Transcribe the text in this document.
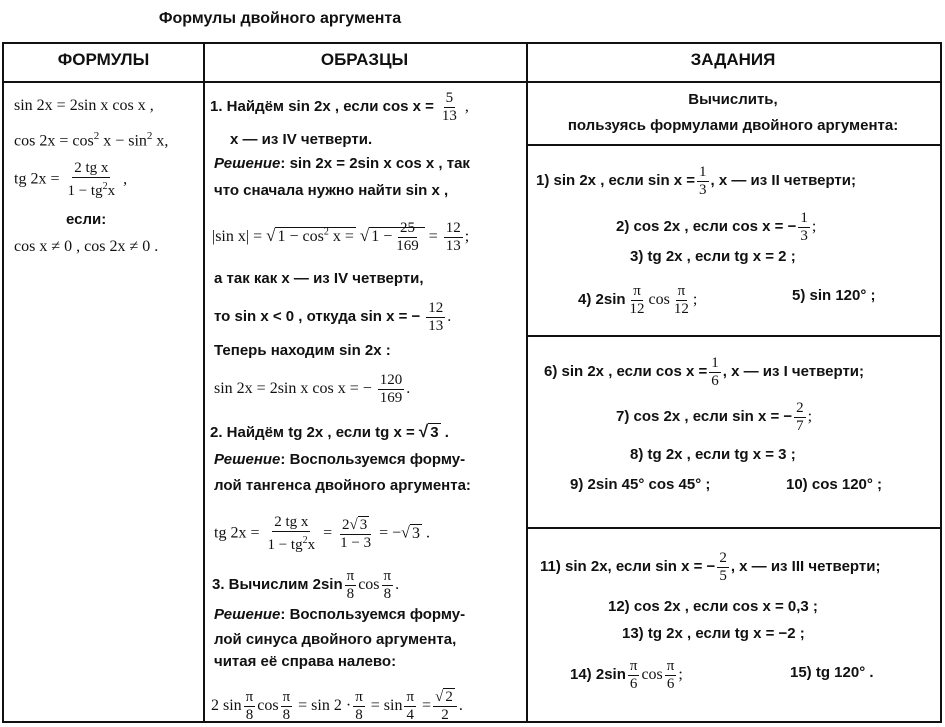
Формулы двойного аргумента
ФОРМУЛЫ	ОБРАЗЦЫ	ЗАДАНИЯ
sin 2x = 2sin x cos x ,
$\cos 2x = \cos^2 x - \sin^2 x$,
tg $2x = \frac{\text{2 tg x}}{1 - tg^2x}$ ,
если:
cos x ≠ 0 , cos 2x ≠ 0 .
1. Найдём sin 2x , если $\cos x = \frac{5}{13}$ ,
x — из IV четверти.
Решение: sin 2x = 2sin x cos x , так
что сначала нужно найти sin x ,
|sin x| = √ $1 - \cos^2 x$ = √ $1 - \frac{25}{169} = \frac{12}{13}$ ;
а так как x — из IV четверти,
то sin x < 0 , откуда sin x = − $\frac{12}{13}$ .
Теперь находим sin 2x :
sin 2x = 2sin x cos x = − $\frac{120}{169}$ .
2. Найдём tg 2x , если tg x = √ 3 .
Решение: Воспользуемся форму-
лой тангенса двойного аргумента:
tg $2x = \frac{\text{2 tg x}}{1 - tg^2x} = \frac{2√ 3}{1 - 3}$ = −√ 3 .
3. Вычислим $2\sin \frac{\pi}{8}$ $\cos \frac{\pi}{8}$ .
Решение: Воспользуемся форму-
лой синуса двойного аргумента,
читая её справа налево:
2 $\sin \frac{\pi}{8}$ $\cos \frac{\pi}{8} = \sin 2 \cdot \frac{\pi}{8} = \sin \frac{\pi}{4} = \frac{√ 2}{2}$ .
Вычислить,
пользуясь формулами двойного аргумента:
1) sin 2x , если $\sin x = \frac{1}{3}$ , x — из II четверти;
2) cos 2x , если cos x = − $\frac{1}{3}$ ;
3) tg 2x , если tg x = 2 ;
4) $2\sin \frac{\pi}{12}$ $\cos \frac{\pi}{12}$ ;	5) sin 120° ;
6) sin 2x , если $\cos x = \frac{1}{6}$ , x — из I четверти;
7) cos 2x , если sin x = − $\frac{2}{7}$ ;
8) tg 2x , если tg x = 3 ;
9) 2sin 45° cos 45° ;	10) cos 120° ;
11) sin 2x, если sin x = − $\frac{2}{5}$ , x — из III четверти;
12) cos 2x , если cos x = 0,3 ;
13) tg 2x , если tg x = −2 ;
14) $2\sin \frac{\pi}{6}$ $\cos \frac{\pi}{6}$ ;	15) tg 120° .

════════════════

• Short exercise
Your copy should match the records word for word, with the pictures removed.

• Response to this task
Transcribe the text in this document.
Формулы двойного аргумента
ФОРМУЛЫ	ОБРАЗЦЫ	ЗАДАНИЯ
sin 2x = 2sin x cos x ,
$\cos 2x = \cos^2 x - \sin^2 x$,
tg $2x = \frac{\text{2 tg x}}{1 - tg^2x}$ ,
если:
cos x ≠ 0 , cos 2x ≠ 0 .
1. Найдём sin 2x , если $\cos x = \frac{5}{13}$ ,
x — из IV четверти.
Решение: sin 2x = 2sin x cos x , так
что сначала нужно найти sin x ,
|sin x| = √ $1 - \cos^2 x$ = √ $1 - \frac{25}{169} = \frac{12}{13}$ ;
а так как x — из IV четверти,
то sin x < 0 , откуда sin x = − $\frac{12}{13}$ .
Теперь находим sin 2x :
sin 2x = 2sin x cos x = − $\frac{120}{169}$ .
2. Найдём tg 2x , если tg x = √ 3 .
Решение: Воспользуемся форму-
лой тангенса двойного аргумента:
tg $2x = \frac{\text{2 tg x}}{1 - tg^2x} = \frac{2√ 3}{1 - 3}$ = −√ 3 .
3. Вычислим $2\sin \frac{\pi}{8}$ $\cos \frac{\pi}{8}$ .
Решение: Воспользуемся форму-
лой синуса двойного аргумента,
читая её справа налево:
2 $\sin \frac{\pi}{8}$ $\cos \frac{\pi}{8} = \sin 2 \cdot \frac{\pi}{8} = \sin \frac{\pi}{4} = \frac{√ 2}{2}$ .
Вычислить,
пользуясь формулами двойного аргумента:
1) sin 2x , если $\sin x = \frac{1}{3}$ , x — из II четверти;
2) cos 2x , если cos x = − $\frac{1}{3}$ ;
3) tg 2x , если tg x = 2 ;
4) $2\sin \frac{\pi}{12}$ $\cos \frac{\pi}{12}$ ;	5) sin 120° ;
6) sin 2x , если $\cos x = \frac{1}{6}$ , x — из I четверти;
7) cos 2x , если sin x = − $\frac{2}{7}$ ;
8) tg 2x , если tg x = 3 ;
9) 2sin 45° cos 45° ;	10) cos 120° ;
11) sin 2x, если sin x = − $\frac{2}{5}$ , x — из III четверти;
12) cos 2x , если cos x = 0,3 ;
13) tg 2x , если tg x = −2 ;
14) $2\sin \frac{\pi}{6}$ $\cos \frac{\pi}{6}$ ;	15) tg 120° .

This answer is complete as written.